### EXERCISE GOAL
Which lines hold the word "this"? Copy each one.

::::::

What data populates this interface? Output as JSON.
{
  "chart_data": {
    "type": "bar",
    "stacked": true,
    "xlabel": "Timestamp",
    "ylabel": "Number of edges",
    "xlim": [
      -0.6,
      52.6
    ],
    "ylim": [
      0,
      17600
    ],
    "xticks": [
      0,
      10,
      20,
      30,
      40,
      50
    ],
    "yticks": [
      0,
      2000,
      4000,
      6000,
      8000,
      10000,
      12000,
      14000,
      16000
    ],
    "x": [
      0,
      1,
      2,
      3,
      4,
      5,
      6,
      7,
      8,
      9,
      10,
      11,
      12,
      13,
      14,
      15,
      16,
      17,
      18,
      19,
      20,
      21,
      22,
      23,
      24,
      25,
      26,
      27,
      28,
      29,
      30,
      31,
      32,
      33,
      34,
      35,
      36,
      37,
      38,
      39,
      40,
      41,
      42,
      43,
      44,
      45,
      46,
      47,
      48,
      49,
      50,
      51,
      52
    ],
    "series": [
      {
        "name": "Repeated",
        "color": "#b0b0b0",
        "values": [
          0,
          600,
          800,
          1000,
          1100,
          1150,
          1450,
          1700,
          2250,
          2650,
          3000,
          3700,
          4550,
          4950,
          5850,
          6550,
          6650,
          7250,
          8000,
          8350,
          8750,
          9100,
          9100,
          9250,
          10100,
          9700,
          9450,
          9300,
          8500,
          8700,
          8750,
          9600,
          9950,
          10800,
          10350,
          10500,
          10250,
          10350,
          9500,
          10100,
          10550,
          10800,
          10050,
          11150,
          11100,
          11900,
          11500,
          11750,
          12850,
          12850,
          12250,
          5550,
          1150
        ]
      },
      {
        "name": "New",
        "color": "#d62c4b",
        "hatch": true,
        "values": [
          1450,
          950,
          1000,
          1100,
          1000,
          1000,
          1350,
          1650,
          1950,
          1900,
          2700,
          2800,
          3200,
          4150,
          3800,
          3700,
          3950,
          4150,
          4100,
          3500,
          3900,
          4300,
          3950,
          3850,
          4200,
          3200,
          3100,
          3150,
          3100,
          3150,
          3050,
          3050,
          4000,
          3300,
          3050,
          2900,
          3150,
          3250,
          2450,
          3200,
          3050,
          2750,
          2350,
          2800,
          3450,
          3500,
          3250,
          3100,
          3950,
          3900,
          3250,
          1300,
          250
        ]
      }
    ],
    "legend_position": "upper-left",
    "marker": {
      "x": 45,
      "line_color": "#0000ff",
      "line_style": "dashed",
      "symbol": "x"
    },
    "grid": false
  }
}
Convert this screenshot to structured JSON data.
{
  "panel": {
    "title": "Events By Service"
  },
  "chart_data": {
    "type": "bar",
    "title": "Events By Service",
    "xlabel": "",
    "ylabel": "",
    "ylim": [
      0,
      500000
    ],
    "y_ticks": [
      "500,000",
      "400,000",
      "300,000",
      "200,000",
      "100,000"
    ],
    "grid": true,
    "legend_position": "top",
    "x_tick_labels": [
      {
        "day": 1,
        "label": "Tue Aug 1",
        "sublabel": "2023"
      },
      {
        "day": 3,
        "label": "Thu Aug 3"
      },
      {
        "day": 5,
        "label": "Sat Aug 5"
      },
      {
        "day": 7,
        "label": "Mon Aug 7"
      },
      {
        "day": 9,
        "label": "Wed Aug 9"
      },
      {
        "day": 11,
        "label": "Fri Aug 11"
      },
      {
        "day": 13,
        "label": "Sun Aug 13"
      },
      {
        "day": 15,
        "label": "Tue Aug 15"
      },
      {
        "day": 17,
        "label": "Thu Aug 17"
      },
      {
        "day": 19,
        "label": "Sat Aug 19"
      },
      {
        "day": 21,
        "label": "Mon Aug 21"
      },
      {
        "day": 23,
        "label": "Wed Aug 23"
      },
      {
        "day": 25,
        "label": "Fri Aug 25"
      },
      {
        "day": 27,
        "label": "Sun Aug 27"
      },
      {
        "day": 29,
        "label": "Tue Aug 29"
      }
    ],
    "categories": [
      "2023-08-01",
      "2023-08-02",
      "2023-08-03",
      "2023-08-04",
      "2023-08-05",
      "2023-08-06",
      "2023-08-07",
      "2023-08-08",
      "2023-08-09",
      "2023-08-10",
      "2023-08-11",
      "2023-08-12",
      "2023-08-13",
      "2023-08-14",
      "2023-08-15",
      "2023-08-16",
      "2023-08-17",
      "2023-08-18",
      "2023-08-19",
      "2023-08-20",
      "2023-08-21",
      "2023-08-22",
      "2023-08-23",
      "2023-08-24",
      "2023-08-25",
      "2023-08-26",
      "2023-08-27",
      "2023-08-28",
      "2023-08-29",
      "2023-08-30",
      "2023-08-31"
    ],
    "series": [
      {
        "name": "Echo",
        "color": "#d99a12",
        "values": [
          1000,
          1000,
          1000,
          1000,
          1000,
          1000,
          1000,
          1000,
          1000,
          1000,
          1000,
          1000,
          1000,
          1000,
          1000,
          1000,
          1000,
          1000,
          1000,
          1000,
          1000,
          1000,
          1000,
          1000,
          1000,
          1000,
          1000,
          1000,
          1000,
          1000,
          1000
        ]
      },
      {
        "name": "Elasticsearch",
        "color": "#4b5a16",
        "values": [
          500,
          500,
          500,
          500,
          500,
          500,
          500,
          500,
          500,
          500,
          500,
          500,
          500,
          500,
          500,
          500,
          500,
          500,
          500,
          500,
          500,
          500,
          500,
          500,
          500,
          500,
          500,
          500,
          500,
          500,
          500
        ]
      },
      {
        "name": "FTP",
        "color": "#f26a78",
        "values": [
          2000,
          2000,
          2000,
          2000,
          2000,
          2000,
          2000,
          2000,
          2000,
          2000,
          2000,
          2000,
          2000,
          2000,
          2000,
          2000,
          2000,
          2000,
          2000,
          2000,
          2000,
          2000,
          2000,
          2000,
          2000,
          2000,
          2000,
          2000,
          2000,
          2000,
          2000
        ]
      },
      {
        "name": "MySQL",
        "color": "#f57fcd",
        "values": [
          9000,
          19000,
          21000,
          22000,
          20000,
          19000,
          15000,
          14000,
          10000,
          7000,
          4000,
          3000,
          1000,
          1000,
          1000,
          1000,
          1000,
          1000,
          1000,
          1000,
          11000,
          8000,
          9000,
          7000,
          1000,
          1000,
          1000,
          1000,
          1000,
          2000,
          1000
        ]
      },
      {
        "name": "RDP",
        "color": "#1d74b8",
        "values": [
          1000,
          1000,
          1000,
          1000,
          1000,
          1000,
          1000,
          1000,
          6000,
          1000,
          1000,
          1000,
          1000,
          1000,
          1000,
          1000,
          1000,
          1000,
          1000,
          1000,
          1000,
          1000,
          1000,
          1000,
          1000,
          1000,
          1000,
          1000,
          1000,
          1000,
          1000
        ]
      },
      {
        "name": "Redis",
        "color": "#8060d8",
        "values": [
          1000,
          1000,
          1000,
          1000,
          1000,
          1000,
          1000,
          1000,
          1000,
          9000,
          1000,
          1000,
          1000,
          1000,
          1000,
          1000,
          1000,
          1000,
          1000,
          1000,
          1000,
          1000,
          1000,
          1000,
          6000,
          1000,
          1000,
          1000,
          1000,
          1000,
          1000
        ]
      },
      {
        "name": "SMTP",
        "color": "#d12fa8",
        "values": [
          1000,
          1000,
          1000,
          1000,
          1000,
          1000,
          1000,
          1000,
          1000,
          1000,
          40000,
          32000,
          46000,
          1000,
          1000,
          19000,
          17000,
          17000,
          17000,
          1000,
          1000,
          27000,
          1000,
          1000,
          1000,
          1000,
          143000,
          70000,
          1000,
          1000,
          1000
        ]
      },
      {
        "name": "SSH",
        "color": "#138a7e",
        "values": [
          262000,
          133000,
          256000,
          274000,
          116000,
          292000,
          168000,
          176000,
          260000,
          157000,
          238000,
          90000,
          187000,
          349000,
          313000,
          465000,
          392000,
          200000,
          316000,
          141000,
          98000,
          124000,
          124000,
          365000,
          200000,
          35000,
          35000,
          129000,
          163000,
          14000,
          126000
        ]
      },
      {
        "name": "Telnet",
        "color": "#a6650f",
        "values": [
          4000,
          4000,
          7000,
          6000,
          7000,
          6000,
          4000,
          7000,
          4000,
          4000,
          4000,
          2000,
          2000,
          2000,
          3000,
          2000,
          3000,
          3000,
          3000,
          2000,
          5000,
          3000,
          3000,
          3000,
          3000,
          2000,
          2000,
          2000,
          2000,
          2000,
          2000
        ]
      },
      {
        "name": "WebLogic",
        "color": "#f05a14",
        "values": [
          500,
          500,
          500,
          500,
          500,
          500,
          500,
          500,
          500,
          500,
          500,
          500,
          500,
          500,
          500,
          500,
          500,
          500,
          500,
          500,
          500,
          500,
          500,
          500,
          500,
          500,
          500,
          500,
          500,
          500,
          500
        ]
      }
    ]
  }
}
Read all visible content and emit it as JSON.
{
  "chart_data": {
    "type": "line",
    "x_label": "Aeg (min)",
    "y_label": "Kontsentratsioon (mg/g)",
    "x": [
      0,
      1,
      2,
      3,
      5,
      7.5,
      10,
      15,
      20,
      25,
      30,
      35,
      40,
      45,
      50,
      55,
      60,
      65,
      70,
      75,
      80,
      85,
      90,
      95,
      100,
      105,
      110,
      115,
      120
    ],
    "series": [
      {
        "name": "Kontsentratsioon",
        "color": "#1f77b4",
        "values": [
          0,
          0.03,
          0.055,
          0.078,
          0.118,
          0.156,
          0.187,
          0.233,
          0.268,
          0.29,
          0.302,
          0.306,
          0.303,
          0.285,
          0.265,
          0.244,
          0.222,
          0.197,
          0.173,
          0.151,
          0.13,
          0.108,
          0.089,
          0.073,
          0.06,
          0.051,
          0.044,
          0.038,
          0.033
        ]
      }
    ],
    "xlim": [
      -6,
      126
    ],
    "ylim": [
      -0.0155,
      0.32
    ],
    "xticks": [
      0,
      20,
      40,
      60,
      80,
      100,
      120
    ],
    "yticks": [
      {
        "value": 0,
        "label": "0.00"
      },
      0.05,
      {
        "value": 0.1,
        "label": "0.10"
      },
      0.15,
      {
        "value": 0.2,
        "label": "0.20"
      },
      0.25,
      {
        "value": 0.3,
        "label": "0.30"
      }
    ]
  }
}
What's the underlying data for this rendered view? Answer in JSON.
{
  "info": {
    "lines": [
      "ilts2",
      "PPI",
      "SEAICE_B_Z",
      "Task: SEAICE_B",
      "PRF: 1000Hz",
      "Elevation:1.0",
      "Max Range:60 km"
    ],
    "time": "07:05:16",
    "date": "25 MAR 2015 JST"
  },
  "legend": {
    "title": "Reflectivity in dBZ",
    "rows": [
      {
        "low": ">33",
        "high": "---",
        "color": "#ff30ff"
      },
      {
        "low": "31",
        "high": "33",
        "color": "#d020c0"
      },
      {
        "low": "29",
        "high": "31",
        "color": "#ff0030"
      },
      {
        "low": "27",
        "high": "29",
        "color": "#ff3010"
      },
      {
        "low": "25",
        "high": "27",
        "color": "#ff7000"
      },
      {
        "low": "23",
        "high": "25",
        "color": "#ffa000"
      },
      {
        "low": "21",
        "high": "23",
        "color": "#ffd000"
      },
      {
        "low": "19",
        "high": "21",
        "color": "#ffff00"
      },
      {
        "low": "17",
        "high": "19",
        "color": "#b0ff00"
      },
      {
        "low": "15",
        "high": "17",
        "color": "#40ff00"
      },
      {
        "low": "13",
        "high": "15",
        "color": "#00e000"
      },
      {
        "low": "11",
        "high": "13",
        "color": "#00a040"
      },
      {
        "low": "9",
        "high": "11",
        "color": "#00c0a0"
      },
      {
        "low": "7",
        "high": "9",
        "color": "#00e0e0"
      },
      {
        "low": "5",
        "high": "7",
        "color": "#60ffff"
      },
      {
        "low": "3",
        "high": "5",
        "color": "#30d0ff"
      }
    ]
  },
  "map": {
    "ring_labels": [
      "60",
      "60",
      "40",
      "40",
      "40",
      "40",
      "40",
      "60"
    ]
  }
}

::::::

### EXERCISE ANSWER
What data populates this interface? Output as JSON.
Convert this screenshot to structured JSON data.
What's the underlying data for this rendered view? Answer in JSON.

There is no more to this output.